* DATA *

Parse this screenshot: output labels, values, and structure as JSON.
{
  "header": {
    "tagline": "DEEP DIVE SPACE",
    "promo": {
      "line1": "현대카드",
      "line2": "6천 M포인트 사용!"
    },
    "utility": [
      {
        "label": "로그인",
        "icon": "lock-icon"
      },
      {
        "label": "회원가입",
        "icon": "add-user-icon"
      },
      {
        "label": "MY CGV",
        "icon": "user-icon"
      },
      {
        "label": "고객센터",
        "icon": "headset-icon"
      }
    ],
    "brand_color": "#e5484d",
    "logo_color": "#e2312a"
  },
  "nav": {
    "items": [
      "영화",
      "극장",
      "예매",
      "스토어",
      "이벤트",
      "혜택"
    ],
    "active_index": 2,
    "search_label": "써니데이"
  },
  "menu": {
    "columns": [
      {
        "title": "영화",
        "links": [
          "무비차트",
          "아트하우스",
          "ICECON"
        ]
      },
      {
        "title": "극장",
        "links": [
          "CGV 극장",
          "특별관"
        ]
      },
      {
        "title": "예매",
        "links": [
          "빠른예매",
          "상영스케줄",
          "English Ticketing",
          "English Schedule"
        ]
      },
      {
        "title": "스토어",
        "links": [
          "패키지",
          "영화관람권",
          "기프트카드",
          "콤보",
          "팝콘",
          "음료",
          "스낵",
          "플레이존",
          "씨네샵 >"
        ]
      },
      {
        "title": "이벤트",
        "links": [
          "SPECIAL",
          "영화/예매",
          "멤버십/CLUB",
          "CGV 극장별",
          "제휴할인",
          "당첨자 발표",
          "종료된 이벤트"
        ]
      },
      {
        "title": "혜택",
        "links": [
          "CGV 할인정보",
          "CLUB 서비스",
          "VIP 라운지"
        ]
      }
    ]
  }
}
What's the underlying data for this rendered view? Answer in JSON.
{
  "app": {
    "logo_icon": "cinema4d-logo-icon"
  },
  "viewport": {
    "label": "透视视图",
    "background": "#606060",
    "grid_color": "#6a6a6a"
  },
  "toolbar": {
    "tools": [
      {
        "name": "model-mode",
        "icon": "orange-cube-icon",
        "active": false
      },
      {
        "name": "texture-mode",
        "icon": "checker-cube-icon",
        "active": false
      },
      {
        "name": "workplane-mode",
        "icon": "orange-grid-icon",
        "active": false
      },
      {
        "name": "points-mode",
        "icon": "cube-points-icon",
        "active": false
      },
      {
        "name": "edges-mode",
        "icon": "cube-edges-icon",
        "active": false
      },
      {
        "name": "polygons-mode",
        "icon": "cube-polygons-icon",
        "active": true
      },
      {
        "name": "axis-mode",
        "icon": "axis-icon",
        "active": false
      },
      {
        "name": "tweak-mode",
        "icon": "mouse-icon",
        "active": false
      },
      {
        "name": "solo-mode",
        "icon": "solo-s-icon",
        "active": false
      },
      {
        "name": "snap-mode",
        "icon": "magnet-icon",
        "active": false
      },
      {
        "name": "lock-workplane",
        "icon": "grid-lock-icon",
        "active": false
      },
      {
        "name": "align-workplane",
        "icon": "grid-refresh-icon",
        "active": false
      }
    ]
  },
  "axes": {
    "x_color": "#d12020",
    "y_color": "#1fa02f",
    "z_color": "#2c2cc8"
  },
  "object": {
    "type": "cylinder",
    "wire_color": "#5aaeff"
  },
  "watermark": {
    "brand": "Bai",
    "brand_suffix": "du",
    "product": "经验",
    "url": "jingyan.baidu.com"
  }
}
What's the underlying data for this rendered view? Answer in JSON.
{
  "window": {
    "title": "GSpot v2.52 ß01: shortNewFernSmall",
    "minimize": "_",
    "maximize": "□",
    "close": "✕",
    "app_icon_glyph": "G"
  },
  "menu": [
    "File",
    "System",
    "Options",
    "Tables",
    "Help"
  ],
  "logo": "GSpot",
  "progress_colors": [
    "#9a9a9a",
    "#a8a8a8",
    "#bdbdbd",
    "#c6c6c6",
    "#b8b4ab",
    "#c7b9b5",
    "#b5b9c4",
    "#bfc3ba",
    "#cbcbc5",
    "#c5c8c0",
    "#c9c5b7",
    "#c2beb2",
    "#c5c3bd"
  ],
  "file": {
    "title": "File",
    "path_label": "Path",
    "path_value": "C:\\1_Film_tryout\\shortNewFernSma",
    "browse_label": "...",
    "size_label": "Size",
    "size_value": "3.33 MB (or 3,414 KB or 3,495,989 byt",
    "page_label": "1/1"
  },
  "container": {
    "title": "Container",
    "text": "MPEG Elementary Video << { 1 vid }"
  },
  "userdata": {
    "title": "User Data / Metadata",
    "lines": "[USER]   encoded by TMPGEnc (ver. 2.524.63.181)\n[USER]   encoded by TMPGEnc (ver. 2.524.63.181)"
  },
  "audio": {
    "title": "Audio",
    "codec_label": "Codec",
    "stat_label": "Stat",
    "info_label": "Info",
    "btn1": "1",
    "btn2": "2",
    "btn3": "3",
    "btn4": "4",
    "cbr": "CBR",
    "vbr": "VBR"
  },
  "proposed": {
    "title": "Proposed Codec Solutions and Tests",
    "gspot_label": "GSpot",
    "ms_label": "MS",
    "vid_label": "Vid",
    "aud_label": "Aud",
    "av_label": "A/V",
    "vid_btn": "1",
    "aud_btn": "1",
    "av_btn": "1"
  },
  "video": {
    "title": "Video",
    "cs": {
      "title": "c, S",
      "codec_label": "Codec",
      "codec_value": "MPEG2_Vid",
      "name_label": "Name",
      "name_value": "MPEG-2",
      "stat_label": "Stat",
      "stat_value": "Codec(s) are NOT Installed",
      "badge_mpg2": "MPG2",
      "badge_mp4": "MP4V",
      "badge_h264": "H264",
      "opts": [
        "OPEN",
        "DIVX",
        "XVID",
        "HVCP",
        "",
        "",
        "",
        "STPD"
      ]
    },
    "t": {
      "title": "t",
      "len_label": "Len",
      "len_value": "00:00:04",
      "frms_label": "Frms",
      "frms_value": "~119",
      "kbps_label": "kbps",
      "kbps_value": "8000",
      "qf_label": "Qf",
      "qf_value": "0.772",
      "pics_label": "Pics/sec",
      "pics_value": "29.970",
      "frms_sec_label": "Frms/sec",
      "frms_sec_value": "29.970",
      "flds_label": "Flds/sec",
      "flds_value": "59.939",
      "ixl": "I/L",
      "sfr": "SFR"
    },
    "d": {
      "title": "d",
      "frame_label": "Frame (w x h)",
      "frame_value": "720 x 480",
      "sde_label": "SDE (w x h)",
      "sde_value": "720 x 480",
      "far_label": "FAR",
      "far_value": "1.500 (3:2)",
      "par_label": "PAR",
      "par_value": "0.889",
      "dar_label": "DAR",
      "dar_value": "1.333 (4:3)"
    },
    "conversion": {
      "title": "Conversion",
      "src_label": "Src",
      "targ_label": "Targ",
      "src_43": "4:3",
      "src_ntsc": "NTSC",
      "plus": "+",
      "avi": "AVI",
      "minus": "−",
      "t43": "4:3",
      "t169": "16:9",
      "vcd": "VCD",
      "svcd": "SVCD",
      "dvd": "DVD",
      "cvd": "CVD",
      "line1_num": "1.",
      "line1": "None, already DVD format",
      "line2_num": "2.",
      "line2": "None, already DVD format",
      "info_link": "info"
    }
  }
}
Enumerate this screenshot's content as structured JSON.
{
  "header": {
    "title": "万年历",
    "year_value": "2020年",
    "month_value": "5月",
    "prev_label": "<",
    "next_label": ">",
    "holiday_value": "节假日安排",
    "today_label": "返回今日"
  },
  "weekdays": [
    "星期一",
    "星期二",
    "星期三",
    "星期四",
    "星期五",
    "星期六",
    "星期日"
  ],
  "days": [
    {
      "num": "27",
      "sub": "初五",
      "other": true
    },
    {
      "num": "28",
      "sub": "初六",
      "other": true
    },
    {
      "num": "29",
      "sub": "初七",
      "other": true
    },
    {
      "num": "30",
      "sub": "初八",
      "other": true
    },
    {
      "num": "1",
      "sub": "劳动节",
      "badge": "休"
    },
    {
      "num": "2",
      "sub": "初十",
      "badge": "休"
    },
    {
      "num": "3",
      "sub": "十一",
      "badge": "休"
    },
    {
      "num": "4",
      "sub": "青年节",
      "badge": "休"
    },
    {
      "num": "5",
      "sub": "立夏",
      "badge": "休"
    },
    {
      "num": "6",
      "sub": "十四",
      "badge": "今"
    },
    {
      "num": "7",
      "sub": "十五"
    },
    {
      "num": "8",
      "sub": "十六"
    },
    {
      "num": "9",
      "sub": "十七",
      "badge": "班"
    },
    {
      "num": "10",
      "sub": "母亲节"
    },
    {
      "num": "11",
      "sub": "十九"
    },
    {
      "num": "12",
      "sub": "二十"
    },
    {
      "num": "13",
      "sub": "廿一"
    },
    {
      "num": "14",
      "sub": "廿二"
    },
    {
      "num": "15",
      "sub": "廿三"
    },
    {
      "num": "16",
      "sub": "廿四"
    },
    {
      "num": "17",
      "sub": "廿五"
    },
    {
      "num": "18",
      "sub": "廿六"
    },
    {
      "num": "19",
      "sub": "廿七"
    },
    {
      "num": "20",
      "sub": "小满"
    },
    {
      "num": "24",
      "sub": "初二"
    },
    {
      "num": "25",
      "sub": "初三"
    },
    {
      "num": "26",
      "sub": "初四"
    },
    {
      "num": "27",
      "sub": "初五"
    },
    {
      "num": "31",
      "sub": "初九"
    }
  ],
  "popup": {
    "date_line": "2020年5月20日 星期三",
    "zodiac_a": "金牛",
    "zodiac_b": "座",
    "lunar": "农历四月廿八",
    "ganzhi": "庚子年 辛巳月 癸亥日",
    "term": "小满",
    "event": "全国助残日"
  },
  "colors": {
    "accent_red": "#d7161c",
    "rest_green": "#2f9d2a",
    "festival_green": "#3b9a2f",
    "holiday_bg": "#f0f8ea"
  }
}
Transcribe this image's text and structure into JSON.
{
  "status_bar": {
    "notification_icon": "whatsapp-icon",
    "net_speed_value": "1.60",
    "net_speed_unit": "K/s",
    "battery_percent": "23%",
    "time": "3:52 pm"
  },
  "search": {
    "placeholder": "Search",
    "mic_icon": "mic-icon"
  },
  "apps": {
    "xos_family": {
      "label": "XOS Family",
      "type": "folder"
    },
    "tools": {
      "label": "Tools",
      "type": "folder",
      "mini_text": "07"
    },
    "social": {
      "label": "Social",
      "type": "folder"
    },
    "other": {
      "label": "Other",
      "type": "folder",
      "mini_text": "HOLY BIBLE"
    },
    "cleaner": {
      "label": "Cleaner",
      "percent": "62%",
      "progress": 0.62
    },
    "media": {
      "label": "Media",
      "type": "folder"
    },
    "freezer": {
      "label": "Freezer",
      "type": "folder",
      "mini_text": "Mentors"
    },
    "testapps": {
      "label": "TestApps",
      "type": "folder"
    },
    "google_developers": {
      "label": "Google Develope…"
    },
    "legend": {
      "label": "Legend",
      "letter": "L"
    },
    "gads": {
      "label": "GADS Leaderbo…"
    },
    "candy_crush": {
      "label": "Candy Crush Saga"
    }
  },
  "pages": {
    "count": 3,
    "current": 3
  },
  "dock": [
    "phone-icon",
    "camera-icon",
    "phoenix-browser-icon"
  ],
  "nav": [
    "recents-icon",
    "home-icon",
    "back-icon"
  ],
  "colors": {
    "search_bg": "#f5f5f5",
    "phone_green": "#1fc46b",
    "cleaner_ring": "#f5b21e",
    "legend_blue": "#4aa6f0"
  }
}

* DIRECTIONS *
Show all lines above holding "cube".

* ANSWER TO THIS EXERCISE *
        "icon": "orange-cube-icon",
        "icon": "checker-cube-icon",
        "icon": "cube-points-icon",
        "icon": "cube-edges-icon",
        "icon": "cube-polygons-icon",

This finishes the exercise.